## 文本節選
+ + + + +

題意
n個點有三維座標,沒兩點之間有一條邊,花費爲兩點之間的高度差,獲利爲兩點之間水平直線距離。最小化 花費和 / 獲利和
題解
01分數規劃問題,最優比率生成樹模型,最大化或最小化
兩種算法,二分法和Dinkelbach迭代。
二分精度設爲至少1E-6才過_(:зゝ∠)_
另外,二分上界大致設在 40 ~ 100W之間,精度1E-5可過
但是講道理上界應該老老實實設爲 1000W 對不對?因爲比賽不是刷題
否則這組數據
input:
2
0 0 0
1 0 10000000
0
output:
10000000
肯定WA嘛
代碼
1:二分法1822MS
/// by ztx
/// blog.csdn.net/hzoi_ztx
//#include <bits/stdc++.h>
// minimize sumcost / sumdistance
// minimize sumvalue / sumcost
// value:cost
// cost:distance
#define Rep(i,l,r) for(i=(l);i<=(r);i++)
#define rep(i,l,r) for(i=(l);i< (r);i++)
#define Rev(i,r,l) for(i=(r);i>=(l);i--)
#define rev(i,r,l) for(i=(r);i> (l);i--)
#define Each(i,v) for(i=v.begin();i!=v.end();i++)
#define r(x) read(x)
typedef long long ll ;
typedef double lf ;
int CH , NEG ;
template <typename TP>inline void read(TP& ret) {
ret = NEG = 0 ; while (CH=getchar() , CH<'!') ;
if (CH == '-') NEG = true , CH = getchar() ;
while (ret = ret*10+CH-'0' , CH=getchar() , CH>'!') ;
if (NEG) ret = -ret ;
}
#define maxn 1010LL
#define infi 100000000LL
#define eps 1E-8F
#define sqr(x) ((x)*(x))
template <typename TP>inline bool MA(TP&a,const TP&b) { return a < b ? a = b, true : false; }
template <typename TP>inline bool MI(TP&a,const TP&b) { return a > b ? a = b, true : false; }
int n;
int x[maxn], y[maxn], h[maxn];
lf v[maxn][maxn], c[maxn][maxn];
bool vis[maxn];
lf w[maxn];
inline lf prim(lf M) {
int i, j, k;
lf minf, minw;
memset(vis,0,sizeof vis);
Rep (i,2,n) w[i] = v[1][i]-M*c[1][i];
vis[1] = true, minf = 0;
rep (i,1,n) {
minw = infi;
Rep (j,1,n) if (!vis[j] && w[j]<minw)

+ + + + +

## 任務記錄
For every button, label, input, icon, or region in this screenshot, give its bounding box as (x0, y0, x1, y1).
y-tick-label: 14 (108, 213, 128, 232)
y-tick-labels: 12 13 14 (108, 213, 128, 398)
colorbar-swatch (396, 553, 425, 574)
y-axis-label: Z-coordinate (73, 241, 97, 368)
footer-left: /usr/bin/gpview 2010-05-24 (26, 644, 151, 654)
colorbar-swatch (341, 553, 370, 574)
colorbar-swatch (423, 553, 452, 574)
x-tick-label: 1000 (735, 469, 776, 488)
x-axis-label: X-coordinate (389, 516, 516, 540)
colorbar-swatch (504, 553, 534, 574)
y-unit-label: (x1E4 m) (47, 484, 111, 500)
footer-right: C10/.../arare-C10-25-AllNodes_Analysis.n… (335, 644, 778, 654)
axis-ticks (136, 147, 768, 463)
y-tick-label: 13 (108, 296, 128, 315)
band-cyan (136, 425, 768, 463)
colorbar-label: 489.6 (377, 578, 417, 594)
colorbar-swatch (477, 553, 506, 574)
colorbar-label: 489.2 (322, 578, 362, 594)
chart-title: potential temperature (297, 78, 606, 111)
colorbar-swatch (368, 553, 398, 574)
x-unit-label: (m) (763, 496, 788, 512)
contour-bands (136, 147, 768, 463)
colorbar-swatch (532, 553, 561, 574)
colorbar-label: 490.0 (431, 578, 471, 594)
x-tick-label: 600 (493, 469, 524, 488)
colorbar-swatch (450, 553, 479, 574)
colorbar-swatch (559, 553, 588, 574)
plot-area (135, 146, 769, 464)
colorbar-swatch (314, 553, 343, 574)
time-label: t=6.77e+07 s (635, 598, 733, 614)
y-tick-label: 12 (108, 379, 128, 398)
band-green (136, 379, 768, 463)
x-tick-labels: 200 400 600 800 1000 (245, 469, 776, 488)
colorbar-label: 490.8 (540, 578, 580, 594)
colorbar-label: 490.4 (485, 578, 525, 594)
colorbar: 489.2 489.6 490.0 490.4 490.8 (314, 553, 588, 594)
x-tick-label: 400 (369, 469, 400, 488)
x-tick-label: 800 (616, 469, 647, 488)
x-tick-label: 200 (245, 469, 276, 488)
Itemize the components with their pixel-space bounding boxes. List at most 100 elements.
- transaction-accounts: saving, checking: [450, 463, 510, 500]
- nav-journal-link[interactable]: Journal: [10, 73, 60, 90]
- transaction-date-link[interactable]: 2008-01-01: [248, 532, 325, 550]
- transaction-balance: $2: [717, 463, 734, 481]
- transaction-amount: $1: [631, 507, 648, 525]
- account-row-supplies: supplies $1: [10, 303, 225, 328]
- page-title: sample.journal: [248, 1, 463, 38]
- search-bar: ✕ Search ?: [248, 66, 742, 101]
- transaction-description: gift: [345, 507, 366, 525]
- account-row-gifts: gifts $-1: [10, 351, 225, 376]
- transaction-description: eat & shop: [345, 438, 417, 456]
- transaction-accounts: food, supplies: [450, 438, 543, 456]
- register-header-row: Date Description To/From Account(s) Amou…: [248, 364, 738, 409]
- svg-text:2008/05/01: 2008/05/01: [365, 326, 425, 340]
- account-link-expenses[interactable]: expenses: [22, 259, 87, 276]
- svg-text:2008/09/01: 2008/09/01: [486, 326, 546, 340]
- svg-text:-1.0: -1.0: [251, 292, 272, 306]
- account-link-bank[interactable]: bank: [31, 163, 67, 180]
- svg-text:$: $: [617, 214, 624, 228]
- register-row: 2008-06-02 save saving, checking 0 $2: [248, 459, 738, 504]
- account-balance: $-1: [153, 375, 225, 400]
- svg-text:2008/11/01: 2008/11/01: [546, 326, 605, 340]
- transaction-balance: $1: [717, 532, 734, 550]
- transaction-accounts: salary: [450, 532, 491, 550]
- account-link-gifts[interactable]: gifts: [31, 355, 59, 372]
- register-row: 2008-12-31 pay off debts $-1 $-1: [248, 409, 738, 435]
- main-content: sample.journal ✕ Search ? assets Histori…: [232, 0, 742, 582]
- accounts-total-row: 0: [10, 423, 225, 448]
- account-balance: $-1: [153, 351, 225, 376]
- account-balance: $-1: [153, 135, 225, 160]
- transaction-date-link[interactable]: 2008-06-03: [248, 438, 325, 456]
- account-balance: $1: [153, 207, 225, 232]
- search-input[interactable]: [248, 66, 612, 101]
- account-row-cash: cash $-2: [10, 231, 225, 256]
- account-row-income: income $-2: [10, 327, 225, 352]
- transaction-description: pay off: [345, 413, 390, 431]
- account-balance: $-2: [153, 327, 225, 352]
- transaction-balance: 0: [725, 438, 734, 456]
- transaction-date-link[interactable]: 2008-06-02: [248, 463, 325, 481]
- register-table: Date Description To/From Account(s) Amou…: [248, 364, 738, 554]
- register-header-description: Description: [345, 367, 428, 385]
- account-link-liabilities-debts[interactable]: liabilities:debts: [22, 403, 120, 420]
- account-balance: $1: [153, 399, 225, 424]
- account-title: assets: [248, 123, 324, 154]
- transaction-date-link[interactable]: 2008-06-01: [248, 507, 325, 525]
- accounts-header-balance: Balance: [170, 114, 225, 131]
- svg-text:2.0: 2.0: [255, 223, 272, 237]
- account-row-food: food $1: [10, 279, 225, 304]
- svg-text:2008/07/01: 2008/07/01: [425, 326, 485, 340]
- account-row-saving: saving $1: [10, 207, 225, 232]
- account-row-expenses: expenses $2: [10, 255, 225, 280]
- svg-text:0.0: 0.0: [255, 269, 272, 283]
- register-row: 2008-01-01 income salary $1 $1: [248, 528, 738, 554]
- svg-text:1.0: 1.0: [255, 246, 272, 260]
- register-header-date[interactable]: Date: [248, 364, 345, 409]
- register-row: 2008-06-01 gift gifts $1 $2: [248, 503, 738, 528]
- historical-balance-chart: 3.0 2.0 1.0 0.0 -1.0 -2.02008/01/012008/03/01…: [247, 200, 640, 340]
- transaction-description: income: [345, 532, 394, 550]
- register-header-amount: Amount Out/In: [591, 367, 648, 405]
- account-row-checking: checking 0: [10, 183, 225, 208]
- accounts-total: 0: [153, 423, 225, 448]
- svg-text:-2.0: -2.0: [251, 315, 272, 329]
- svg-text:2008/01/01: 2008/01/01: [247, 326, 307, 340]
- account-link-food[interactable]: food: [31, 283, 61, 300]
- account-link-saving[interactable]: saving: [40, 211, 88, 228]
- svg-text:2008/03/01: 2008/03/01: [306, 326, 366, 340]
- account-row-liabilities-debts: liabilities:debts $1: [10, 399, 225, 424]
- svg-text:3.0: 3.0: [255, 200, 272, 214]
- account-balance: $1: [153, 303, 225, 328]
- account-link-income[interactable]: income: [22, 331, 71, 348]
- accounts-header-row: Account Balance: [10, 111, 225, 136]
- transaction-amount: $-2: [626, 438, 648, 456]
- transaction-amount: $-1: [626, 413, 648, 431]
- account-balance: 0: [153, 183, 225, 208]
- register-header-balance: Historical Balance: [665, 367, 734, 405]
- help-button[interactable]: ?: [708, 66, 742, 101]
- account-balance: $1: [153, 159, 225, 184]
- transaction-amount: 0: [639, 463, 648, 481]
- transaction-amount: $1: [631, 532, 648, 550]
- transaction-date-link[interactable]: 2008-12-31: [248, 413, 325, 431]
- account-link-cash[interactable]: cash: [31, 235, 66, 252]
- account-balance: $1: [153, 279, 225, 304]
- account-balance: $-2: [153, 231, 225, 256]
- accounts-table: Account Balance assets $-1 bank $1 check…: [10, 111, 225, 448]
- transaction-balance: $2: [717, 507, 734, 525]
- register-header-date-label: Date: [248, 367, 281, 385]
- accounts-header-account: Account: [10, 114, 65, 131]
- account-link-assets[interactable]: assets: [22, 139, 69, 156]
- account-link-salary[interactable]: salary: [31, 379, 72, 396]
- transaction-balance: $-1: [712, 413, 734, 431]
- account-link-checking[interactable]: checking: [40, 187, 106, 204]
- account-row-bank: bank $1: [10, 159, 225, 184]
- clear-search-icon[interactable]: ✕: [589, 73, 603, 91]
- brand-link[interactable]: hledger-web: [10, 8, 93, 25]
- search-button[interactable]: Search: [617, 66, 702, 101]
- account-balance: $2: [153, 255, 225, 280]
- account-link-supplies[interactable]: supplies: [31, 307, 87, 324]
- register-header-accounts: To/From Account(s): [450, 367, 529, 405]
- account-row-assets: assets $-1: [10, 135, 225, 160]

+ + + + +

## 任務指示
**A)** 請判斷下列三項陳述是否與這篇關於最優比率生成樹的題解相符,每項回答「是」或「否」,並原文引出起決定作用的字句:(i) 文中給出了二分法和Dinkelbach迭代兩種算法;(ii) 文中認爲二分上界應當設爲 100W;(iii) 二分法代碼的耗時標註爲1822MS。
**B)** 請逐字照錄記錄中從第一行一直到包含「axis-ticks (136, 147, 768, 463)」的那一行的全部內容,首尾兩行都包括在內。
這段文本與這些記錄是兩份互不相關的材料。

## 逐項答案
**A)**
(i) 是。「兩種算法,二分法和Dinkelbach迭代。」
(ii) 否。「但是講道理上界應該老老實實設爲 1000W 對不對?」
(iii) 是。「1:二分法1822MS」

**B)**
For every button, label, input, icon, or region in this screenshot, give its bounding box as (x0, y0, x1, y1).
y-tick-label: 14 (108, 213, 128, 232)
y-tick-labels: 12 13 14 (108, 213, 128, 398)
colorbar-swatch (396, 553, 425, 574)
y-axis-label: Z-coordinate (73, 241, 97, 368)
footer-left: /usr/bin/gpview 2010-05-24 (26, 644, 151, 654)
colorbar-swatch (341, 553, 370, 574)
colorbar-swatch (423, 553, 452, 574)
x-tick-label: 1000 (735, 469, 776, 488)
x-axis-label: X-coordinate (389, 516, 516, 540)
colorbar-swatch (504, 553, 534, 574)
y-unit-label: (x1E4 m) (47, 484, 111, 500)
footer-right: C10/.../arare-C10-25-AllNodes_Analysis.n… (335, 644, 778, 654)
axis-ticks (136, 147, 768, 463)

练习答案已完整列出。